EXERCISE AIM:
Search the data for the string "http" and extract every line where it appears.

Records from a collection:
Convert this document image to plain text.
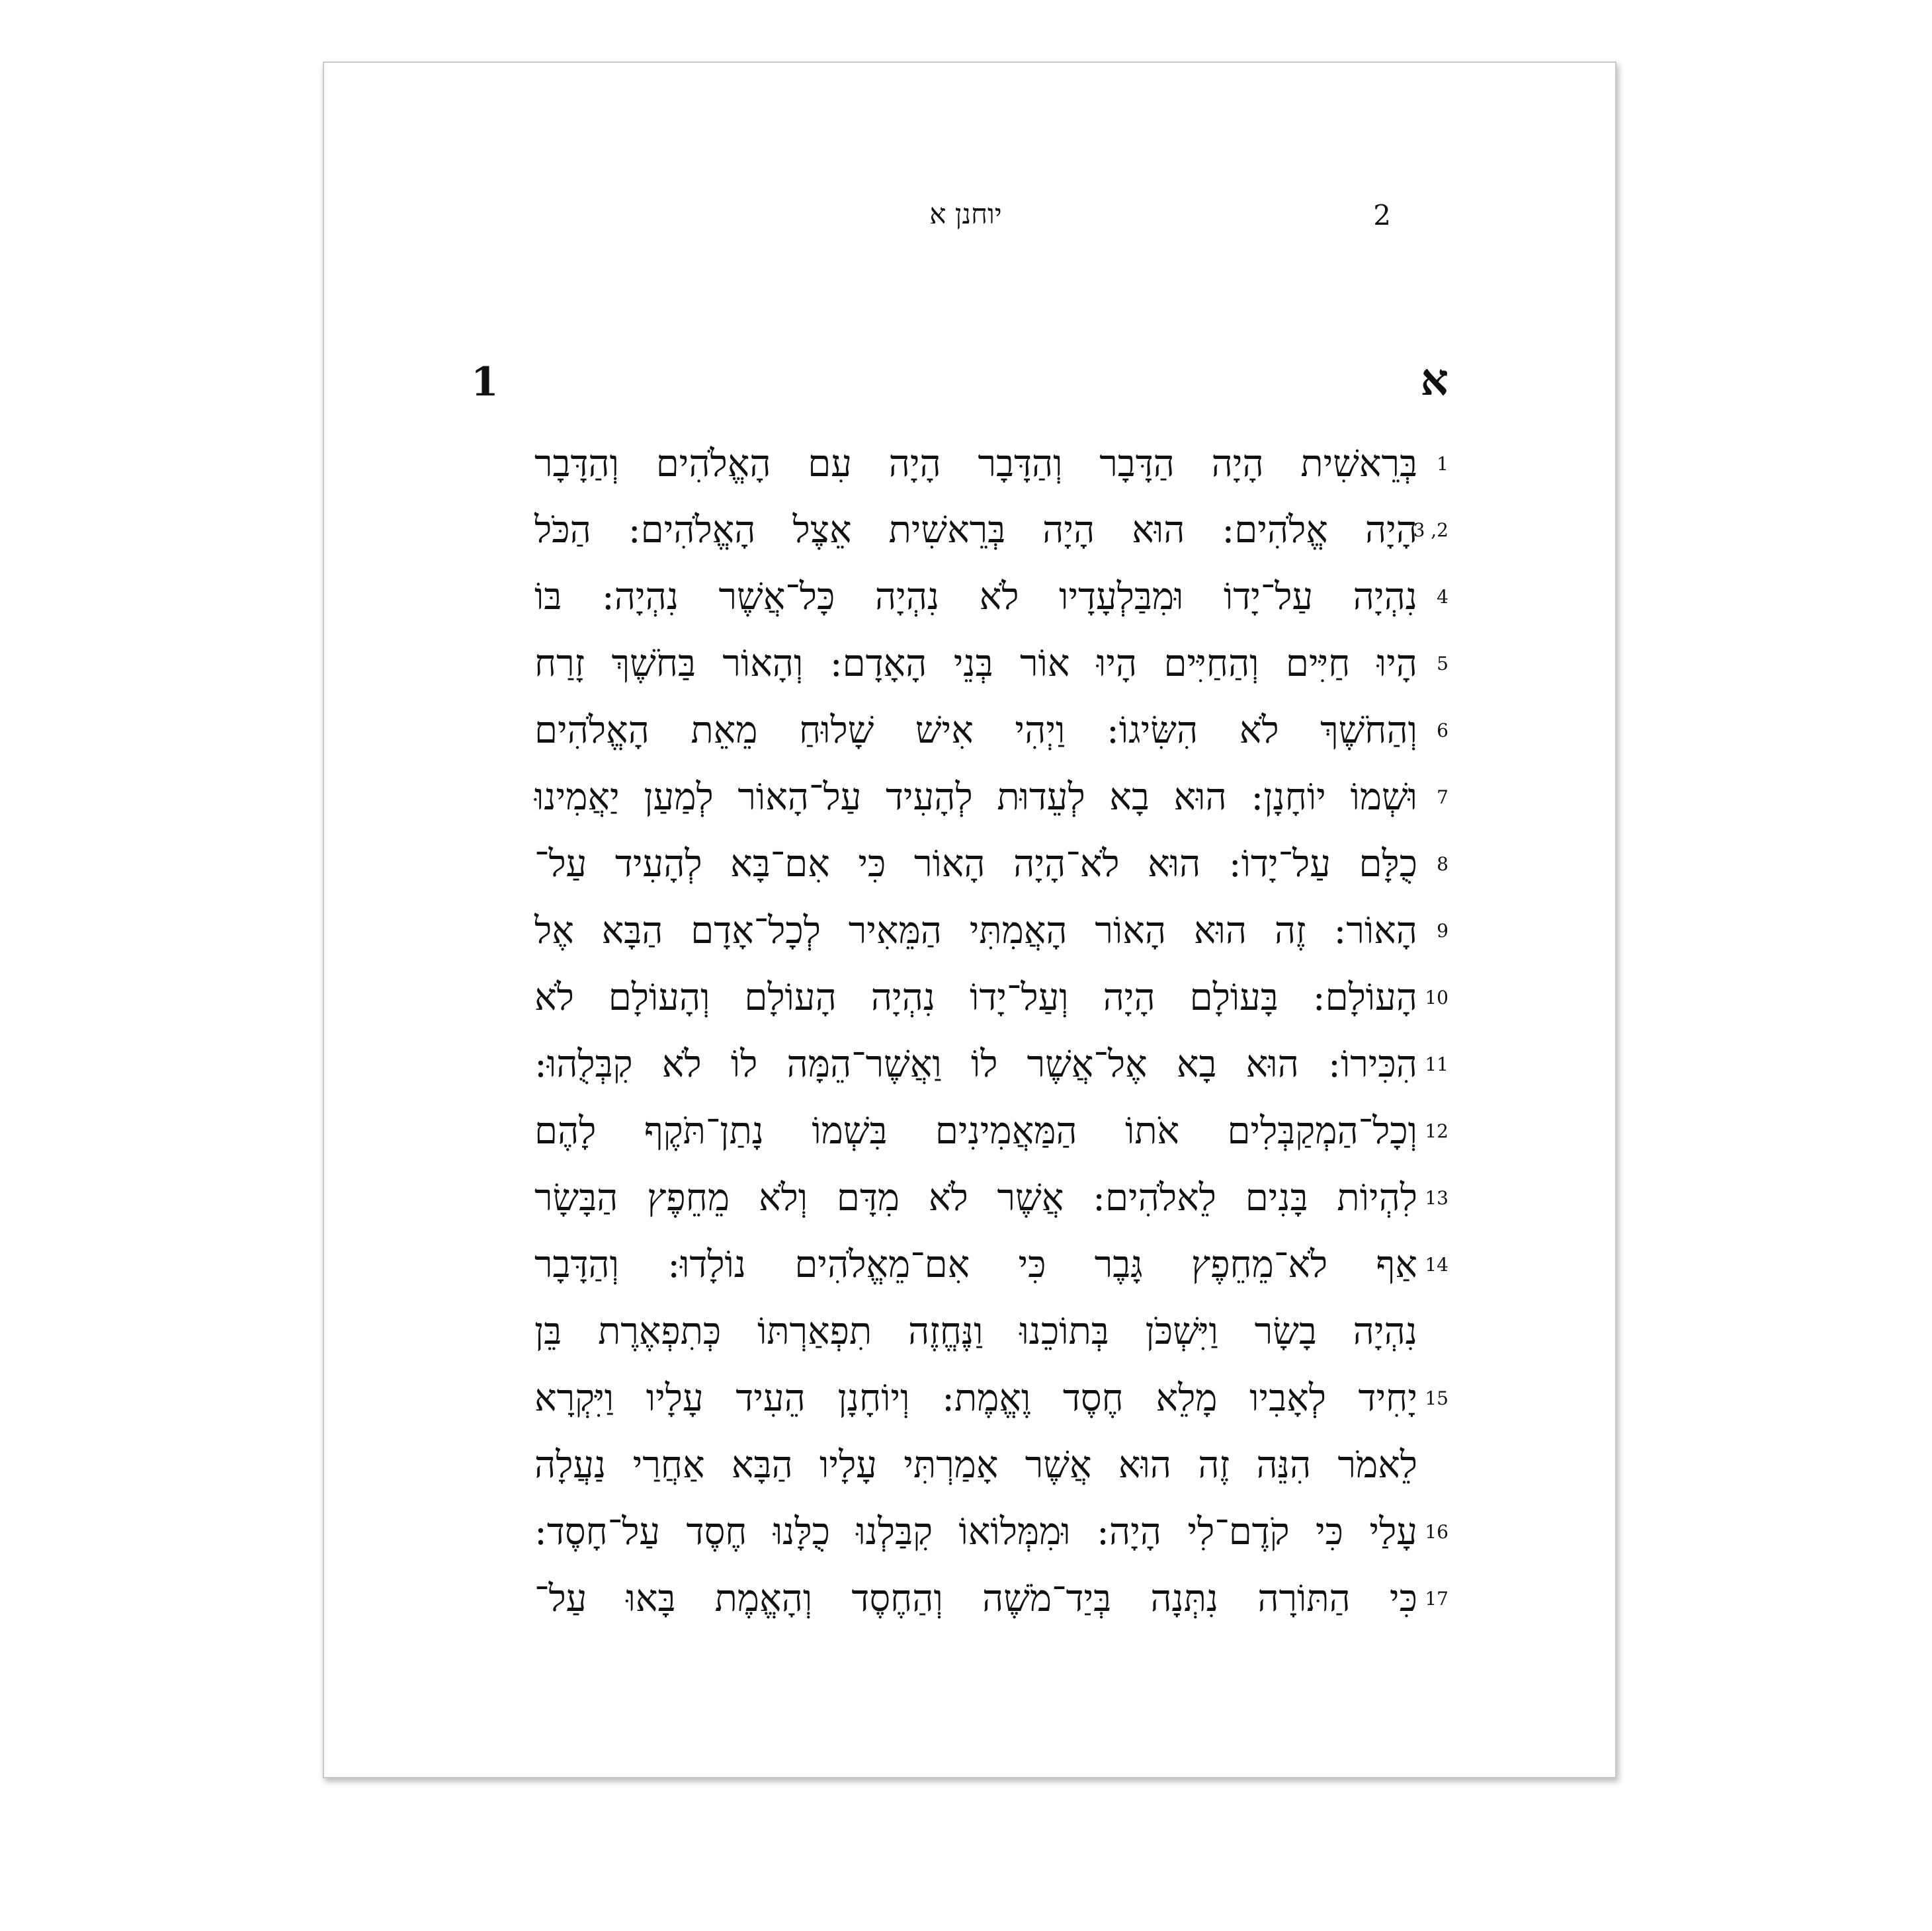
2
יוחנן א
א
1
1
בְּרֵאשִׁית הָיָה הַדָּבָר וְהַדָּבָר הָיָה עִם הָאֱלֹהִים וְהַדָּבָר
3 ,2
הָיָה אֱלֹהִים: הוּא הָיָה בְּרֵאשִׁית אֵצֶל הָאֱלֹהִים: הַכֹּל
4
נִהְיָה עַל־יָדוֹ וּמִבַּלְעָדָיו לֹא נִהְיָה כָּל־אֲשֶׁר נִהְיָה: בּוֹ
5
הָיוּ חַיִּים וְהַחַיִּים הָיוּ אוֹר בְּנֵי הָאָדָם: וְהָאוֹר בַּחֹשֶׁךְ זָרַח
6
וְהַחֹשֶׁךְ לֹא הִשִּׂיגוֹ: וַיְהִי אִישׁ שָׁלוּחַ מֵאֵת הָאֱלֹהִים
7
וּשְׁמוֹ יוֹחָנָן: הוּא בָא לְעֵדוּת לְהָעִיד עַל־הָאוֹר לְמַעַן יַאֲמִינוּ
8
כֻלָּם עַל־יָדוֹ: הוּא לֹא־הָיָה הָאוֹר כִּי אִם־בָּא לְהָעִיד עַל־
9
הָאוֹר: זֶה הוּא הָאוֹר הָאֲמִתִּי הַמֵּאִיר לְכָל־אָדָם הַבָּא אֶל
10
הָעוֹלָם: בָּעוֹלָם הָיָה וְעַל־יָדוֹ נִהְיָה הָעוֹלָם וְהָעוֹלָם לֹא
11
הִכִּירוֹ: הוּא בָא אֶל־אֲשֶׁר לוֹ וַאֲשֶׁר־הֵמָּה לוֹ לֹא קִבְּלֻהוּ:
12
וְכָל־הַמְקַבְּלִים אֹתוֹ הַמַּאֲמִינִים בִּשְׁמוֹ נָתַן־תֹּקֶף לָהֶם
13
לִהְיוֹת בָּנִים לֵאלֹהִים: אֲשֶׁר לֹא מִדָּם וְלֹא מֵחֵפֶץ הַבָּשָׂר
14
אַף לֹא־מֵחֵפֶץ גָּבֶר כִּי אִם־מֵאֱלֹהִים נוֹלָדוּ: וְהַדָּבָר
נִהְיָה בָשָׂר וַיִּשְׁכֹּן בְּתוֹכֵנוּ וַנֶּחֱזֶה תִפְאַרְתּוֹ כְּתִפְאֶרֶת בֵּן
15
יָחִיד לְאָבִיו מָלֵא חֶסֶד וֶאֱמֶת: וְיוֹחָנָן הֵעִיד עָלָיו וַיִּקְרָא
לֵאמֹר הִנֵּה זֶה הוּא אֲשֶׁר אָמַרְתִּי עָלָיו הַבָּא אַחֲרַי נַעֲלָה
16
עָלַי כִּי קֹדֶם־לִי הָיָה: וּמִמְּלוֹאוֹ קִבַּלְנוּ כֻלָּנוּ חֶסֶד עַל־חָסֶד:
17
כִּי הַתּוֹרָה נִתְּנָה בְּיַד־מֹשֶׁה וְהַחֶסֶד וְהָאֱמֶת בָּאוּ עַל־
* * *
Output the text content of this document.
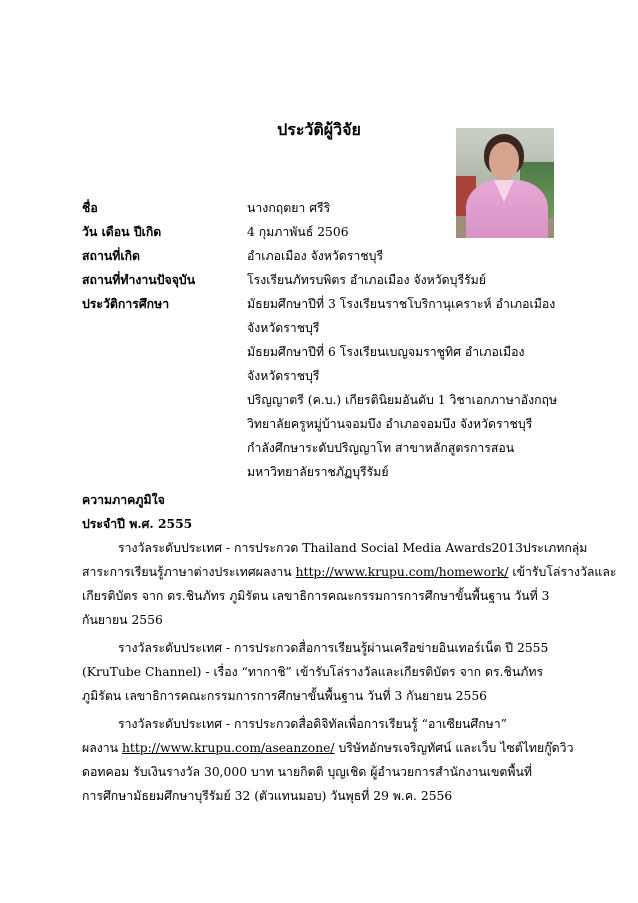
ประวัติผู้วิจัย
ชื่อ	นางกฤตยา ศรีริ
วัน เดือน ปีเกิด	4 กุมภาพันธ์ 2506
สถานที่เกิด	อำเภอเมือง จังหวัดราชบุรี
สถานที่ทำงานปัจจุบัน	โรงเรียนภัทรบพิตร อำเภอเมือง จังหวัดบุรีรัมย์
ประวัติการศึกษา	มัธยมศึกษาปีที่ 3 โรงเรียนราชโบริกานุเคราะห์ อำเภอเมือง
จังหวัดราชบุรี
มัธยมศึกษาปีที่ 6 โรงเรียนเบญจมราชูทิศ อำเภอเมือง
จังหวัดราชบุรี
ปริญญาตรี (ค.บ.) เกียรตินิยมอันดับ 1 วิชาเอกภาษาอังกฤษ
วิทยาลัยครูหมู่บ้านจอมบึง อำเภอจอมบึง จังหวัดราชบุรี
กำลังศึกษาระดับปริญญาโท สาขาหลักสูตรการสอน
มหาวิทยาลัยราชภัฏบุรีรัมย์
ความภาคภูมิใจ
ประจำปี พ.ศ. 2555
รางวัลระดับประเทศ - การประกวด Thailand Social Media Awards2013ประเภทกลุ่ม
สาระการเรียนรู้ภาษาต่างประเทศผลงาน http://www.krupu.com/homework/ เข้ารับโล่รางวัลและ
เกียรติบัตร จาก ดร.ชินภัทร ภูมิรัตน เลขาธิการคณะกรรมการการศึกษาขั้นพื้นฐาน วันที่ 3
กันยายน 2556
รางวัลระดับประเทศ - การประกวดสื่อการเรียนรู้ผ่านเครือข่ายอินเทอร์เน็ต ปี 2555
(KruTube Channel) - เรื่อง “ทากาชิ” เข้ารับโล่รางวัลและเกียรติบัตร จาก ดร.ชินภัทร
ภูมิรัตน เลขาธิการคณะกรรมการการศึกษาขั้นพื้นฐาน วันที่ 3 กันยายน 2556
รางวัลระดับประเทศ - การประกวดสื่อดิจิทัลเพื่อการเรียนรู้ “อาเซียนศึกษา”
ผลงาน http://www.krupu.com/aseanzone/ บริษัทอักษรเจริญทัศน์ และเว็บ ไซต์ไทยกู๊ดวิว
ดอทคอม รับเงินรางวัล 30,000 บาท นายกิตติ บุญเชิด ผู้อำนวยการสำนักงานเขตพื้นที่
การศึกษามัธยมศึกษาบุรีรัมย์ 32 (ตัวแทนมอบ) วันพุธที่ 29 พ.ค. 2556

REPLY TO THE TASK:
สาระการเรียนรู้ภาษาต่างประเทศผลงาน http://www.krupu.com/homework/ เข้ารับโล่รางวัลและ
ผลงาน http://www.krupu.com/aseanzone/ บริษัทอักษรเจริญทัศน์ และเว็บ ไซต์ไทยกู๊ดวิว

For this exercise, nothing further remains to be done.